• EXERCISE MATERIALS
● ● ● ●

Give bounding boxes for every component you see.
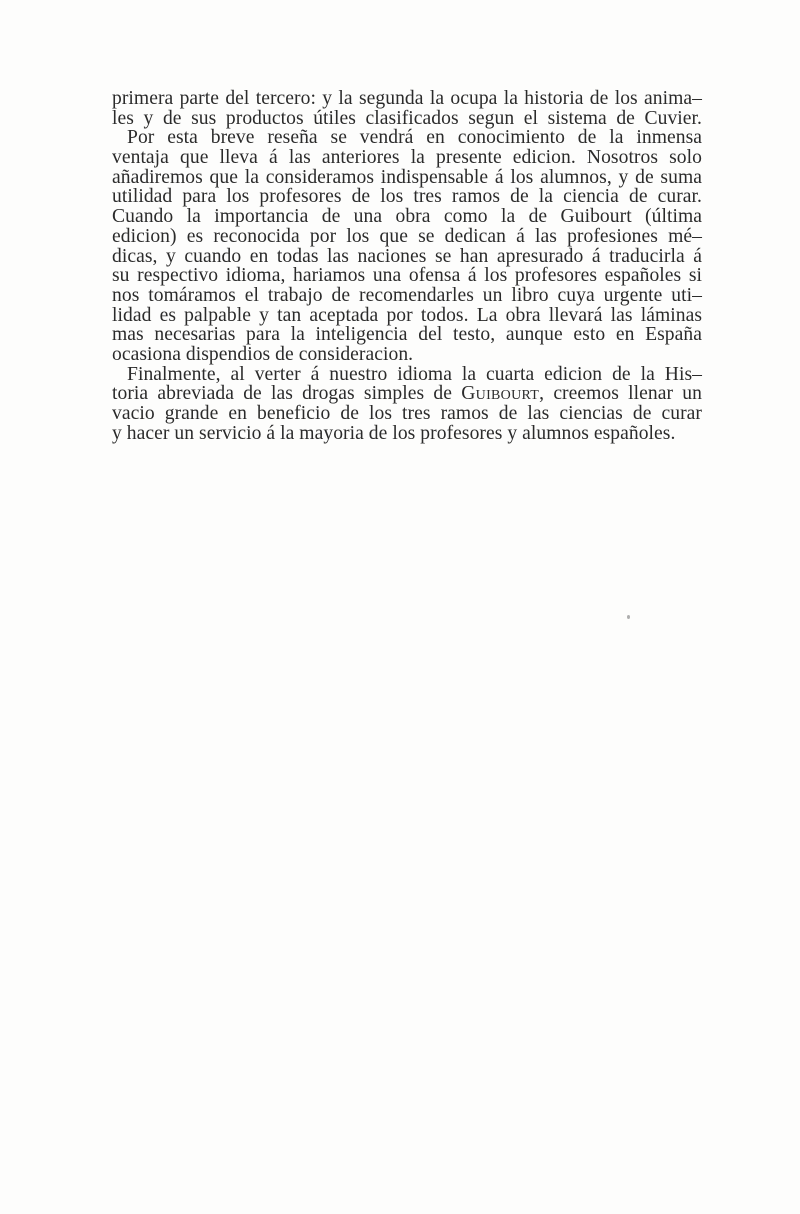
text-line: mas necesarias para la inteligencia del testo, aunque esto en España xyxy=(112,324,702,346)
text-line: edicion) es reconocida por los que se dedican á las profesiones mé– xyxy=(112,225,702,247)
paper-speck xyxy=(627,615,630,619)
text-line: dicas, y cuando en todas las naciones se han apresurado á traducirla á xyxy=(112,245,702,267)
text-line: nos tomáramos el trabajo de recomendarles un libro cuya urgente uti– xyxy=(112,284,702,306)
text-line xyxy=(112,365,702,385)
text-line: y hacer un servicio á la mayoria de los profesores y alumnos españoles. xyxy=(112,422,676,444)
text-line: ocasiona dispendios de consideracion. xyxy=(112,343,414,365)
text-line: lidad es palpable y tan aceptada por todos. La obra llevará las láminas xyxy=(112,304,702,326)
text-run: , creemos llenar un xyxy=(539,383,702,405)
text-line: utilidad para los profesores de los tres ramos de la ciencia de curar. xyxy=(112,186,702,208)
italic-title-end: toria abreviada de las drogas simples xyxy=(112,383,425,405)
text-line: vacio grande en beneficio de los tres ramos de las ciencias de curar xyxy=(112,403,702,424)
italic-title-start: His– xyxy=(664,363,702,385)
text-run: de xyxy=(424,383,462,405)
body-text xyxy=(112,89,702,443)
text-line: su respectivo idioma, hariamos una ofensa á los profesores españoles si xyxy=(112,265,702,287)
author-name: Guibourt xyxy=(461,383,540,405)
text-line: Cuando la importancia de una obra como la de Guibourt (última xyxy=(112,206,702,228)
text-line xyxy=(112,384,702,404)
text-line: primera parte del tercero: y la segunda la ocupa la historia de los anima– xyxy=(112,88,702,109)
text-line: añadiremos que la consideramos indispensable á los alumnos, y de suma xyxy=(112,166,702,188)
text-line: Por esta breve reseña se vendrá en conocimiento de la inmensa xyxy=(127,127,702,149)
text-line: les y de sus productos útiles clasificados segun el sistema de Cuvier. xyxy=(112,107,702,129)
text-run: Finalmente, al verter á nuestro idioma la cuarta edicion de la xyxy=(127,363,665,385)
text-line: ventaja que lleva á las anteriores la presente edicion. Nosotros solo xyxy=(112,147,702,169)
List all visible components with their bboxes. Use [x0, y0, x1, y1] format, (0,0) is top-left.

● ● ● ●

• INSTRUCTIONS TO FOLLOW
Copy out the entries above, unchanged, from the line containing "text-line: mas necesarias" through the line containing "text-line: utilidad para".

• RIGHT ANSWER
text-line: mas necesarias para la inteligencia del testo, aunque esto en España xyxy=(112,324,702,346)
text-line: edicion) es reconocida por los que se dedican á las profesiones mé– xyxy=(112,225,702,247)
paper-speck xyxy=(627,615,630,619)
text-line: dicas, y cuando en todas las naciones se han apresurado á traducirla á xyxy=(112,245,702,267)
text-line: nos tomáramos el trabajo de recomendarles un libro cuya urgente uti– xyxy=(112,284,702,306)
text-line xyxy=(112,365,702,385)
text-line: y hacer un servicio á la mayoria de los profesores y alumnos españoles. xyxy=(112,422,676,444)
text-line: ocasiona dispendios de consideracion. xyxy=(112,343,414,365)
text-line: lidad es palpable y tan aceptada por todos. La obra llevará las láminas xyxy=(112,304,702,326)
text-run: , creemos llenar un xyxy=(539,383,702,405)
text-line: utilidad para los profesores de los tres ramos de la ciencia de curar. xyxy=(112,186,702,208)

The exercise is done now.